Bring together all lines of the material below that contain the string "from".

_MATERIAL SUPPLIED_
------------------------------------

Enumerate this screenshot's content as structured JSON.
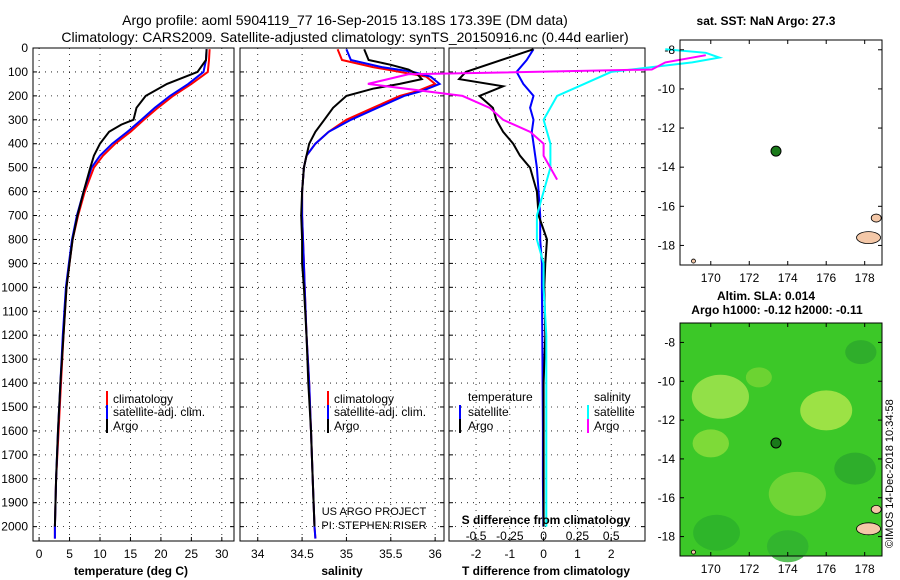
{
  "header": {
    "line1": "Argo profile: aoml 5904119_77 16-Sep-2015 13.18S 173.39E (DM data)",
    "line2": "Climatology: CARS2009. Satellite-adjusted climatology: synTS_20150916.nc (0.44d earlier)"
  },
  "colors": {
    "climatology": "#ff0000",
    "satellite": "#0000ff",
    "argo": "#000000",
    "sal_satellite": "#00ffff",
    "sal_argo": "#ff00ff",
    "land": "#f4c8a8",
    "ocean_map": "#3cc828",
    "marker": "#1a7a1a"
  },
  "depth_ticks": [
    "0",
    "100",
    "200",
    "300",
    "400",
    "500",
    "600",
    "700",
    "800",
    "900",
    "1000",
    "1100",
    "1200",
    "1300",
    "1400",
    "1500",
    "1600",
    "1700",
    "1800",
    "1900",
    "2000"
  ],
  "chart_data": [
    {
      "type": "line",
      "name": "temperature",
      "xlabel": "temperature (deg C)",
      "xlim": [
        -1,
        32
      ],
      "ylim": [
        2060,
        0
      ],
      "xticks": [
        0,
        5,
        10,
        15,
        20,
        25,
        30
      ],
      "legend": [
        "climatology",
        "satellite-adj. clim.",
        "Argo"
      ],
      "series": [
        {
          "name": "climatology",
          "color": "#ff0000",
          "depth": [
            5,
            50,
            100,
            150,
            200,
            250,
            300,
            350,
            400,
            450,
            500,
            600,
            700,
            800,
            900,
            1000,
            1200,
            1400,
            1600,
            1800,
            2000,
            2050
          ],
          "values": [
            28.0,
            27.9,
            27.7,
            25.0,
            22.0,
            19.5,
            17.2,
            15.0,
            12.5,
            10.5,
            9.0,
            7.5,
            6.4,
            5.5,
            5.0,
            4.5,
            4.0,
            3.6,
            3.2,
            2.8,
            2.6,
            2.6
          ]
        },
        {
          "name": "satellite-adj. clim.",
          "color": "#0000ff",
          "depth": [
            5,
            50,
            100,
            150,
            200,
            250,
            300,
            350,
            400,
            450,
            500,
            600,
            700,
            800,
            900,
            1000,
            1200,
            1400,
            1600,
            1800,
            2000,
            2050
          ],
          "values": [
            27.5,
            27.4,
            27.0,
            24.5,
            21.5,
            19.0,
            16.8,
            14.5,
            12.0,
            10.0,
            8.6,
            7.3,
            6.2,
            5.4,
            4.9,
            4.4,
            3.9,
            3.5,
            3.1,
            2.8,
            2.6,
            2.6
          ]
        },
        {
          "name": "Argo",
          "color": "#000000",
          "depth": [
            5,
            50,
            100,
            150,
            200,
            250,
            300,
            320,
            350,
            400,
            450,
            500,
            600,
            700,
            800,
            900,
            1000,
            1200,
            1400,
            1600,
            1800,
            2000
          ],
          "values": [
            27.5,
            27.4,
            26.0,
            21.0,
            17.5,
            16.0,
            15.5,
            13.5,
            11.5,
            10.0,
            9.0,
            8.4,
            7.3,
            6.3,
            5.5,
            5.0,
            4.5,
            4.0,
            3.5,
            3.1,
            2.8,
            2.6
          ]
        }
      ]
    },
    {
      "type": "line",
      "name": "salinity",
      "xlabel": "salinity",
      "xlim": [
        33.8,
        36.1
      ],
      "ylim": [
        2060,
        0
      ],
      "xticks": [
        34,
        34.5,
        35,
        35.5,
        36
      ],
      "legend": [
        "climatology",
        "satellite-adj. clim.",
        "Argo"
      ],
      "credit": [
        "US ARGO PROJECT",
        "PI: STEPHEN RISER"
      ],
      "series": [
        {
          "name": "climatology",
          "color": "#ff0000",
          "depth": [
            5,
            50,
            80,
            100,
            120,
            150,
            180,
            200,
            250,
            300,
            350,
            400,
            450,
            500,
            600,
            700,
            800,
            900,
            1000,
            1200,
            1400,
            1600,
            1800,
            2000,
            2050
          ],
          "values": [
            34.9,
            34.95,
            35.3,
            35.6,
            35.9,
            36.0,
            35.8,
            35.6,
            35.3,
            35.0,
            34.8,
            34.65,
            34.55,
            34.52,
            34.5,
            34.5,
            34.51,
            34.52,
            34.53,
            34.55,
            34.58,
            34.6,
            34.62,
            34.64,
            34.65
          ]
        },
        {
          "name": "satellite-adj. clim.",
          "color": "#0000ff",
          "depth": [
            5,
            50,
            80,
            100,
            120,
            150,
            180,
            200,
            250,
            300,
            350,
            400,
            450,
            500,
            600,
            700,
            800,
            900,
            1000,
            1200,
            1400,
            1600,
            1800,
            2000,
            2050
          ],
          "values": [
            35.0,
            35.05,
            35.4,
            35.75,
            35.95,
            36.05,
            35.85,
            35.65,
            35.35,
            35.05,
            34.8,
            34.65,
            34.55,
            34.52,
            34.5,
            34.5,
            34.51,
            34.52,
            34.53,
            34.55,
            34.58,
            34.6,
            34.62,
            34.64,
            34.65
          ]
        },
        {
          "name": "Argo",
          "color": "#000000",
          "depth": [
            5,
            50,
            70,
            90,
            110,
            130,
            150,
            170,
            200,
            250,
            300,
            350,
            400,
            450,
            500,
            600,
            700,
            800,
            900,
            1000,
            1200,
            1400,
            1600,
            1800,
            2000
          ],
          "values": [
            35.2,
            35.25,
            35.5,
            35.7,
            35.8,
            35.85,
            35.6,
            35.3,
            35.0,
            34.85,
            34.75,
            34.65,
            34.58,
            34.55,
            34.52,
            34.5,
            34.49,
            34.5,
            34.5,
            34.52,
            34.55,
            34.57,
            34.6,
            34.62,
            34.64
          ]
        }
      ]
    },
    {
      "type": "line",
      "name": "difference",
      "xlabel": "T difference from climatology",
      "xlim": [
        -2.8,
        3.0
      ],
      "ylim": [
        2060,
        0
      ],
      "xticks": [
        -2,
        -1,
        0,
        1,
        2
      ],
      "sticks": [
        "-0.5",
        "-0.25",
        "0",
        "0.25",
        "0.5"
      ],
      "sdiff_title": "S difference from climatology",
      "legend_left_title": "temperature",
      "legend_right_title": "salinity",
      "legend_left": [
        "satellite",
        "Argo"
      ],
      "legend_right": [
        "satellite",
        "Argo"
      ],
      "series": [
        {
          "name": "T satellite",
          "color": "#0000ff",
          "depth": [
            5,
            50,
            100,
            150,
            200,
            250,
            300,
            350,
            400,
            500,
            600,
            700,
            800,
            900,
            1000,
            1200,
            1400,
            1600,
            1800,
            2000
          ],
          "values": [
            -0.3,
            -0.5,
            -0.8,
            -0.6,
            -0.3,
            -0.4,
            -0.3,
            -0.35,
            -0.3,
            -0.2,
            -0.15,
            -0.1,
            -0.1,
            -0.05,
            -0.05,
            -0.04,
            -0.03,
            -0.02,
            -0.02,
            -0.01
          ]
        },
        {
          "name": "T Argo",
          "color": "#000000",
          "depth": [
            5,
            100,
            130,
            160,
            200,
            250,
            300,
            350,
            400,
            450,
            500,
            600,
            700,
            800,
            900,
            1000,
            1200,
            1400,
            1600,
            1800,
            2000
          ],
          "values": [
            -0.3,
            -2.3,
            -2.5,
            -1.2,
            -1.9,
            -1.5,
            -1.4,
            -1.2,
            -0.9,
            -0.7,
            -0.4,
            -0.2,
            -0.15,
            0.1,
            0.05,
            0.02,
            0.05,
            0.0,
            0.0,
            0.0,
            0.0
          ]
        },
        {
          "name": "S satellite",
          "color": "#00ffff",
          "depth": [
            5,
            20,
            40,
            60,
            80,
            100,
            150,
            200,
            300,
            400,
            500,
            600,
            700,
            800,
            900,
            1000,
            1200,
            1400,
            1600,
            1800,
            2000
          ],
          "values": [
            0.9,
            1.2,
            1.3,
            1.1,
            0.8,
            0.5,
            0.3,
            0.1,
            0.0,
            0.05,
            0.05,
            0.0,
            -0.05,
            -0.05,
            0.0,
            0.0,
            0.02,
            0.02,
            0.02,
            0.02,
            0.02
          ]
        },
        {
          "name": "S Argo",
          "color": "#ff00ff",
          "depth": [
            30,
            60,
            90,
            110,
            150,
            200,
            250,
            300,
            350,
            400,
            450,
            500,
            550
          ],
          "values": [
            1.2,
            0.9,
            0.8,
            -1.0,
            -1.3,
            -0.6,
            -0.4,
            -0.3,
            -0.1,
            0.0,
            0.0,
            0.05,
            0.1
          ]
        }
      ]
    },
    {
      "type": "scatter",
      "name": "sst-map",
      "title": "sat. SST: NaN Argo: 27.3",
      "xlim": [
        168.4,
        178.9
      ],
      "ylim": [
        -19.0,
        -7.5
      ],
      "xticks": [
        170,
        172,
        174,
        176,
        178
      ],
      "yticks": [
        -8,
        -10,
        -12,
        -14,
        -16,
        -18
      ],
      "points": [
        {
          "lon": 173.39,
          "lat": -13.18
        }
      ]
    },
    {
      "type": "heatmap",
      "name": "sla-map",
      "title_line1": "Altim. SLA: 0.014",
      "title_line2": "Argo h1000: -0.12 h2000: -0.11",
      "credit": "©IMOS 14-Dec-2018 10:34:58",
      "xlim": [
        168.4,
        178.9
      ],
      "ylim": [
        -19.0,
        -7.0
      ],
      "xticks": [
        170,
        172,
        174,
        176,
        178
      ],
      "yticks": [
        -8,
        -10,
        -12,
        -14,
        -16,
        -18
      ],
      "points": [
        {
          "lon": 173.39,
          "lat": -13.18
        }
      ]
    }
  ]
}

------------------------------------

_EXERCISE RESULT_
      "xlabel": "T difference from climatology",
      "sdiff_title": "S difference from climatology",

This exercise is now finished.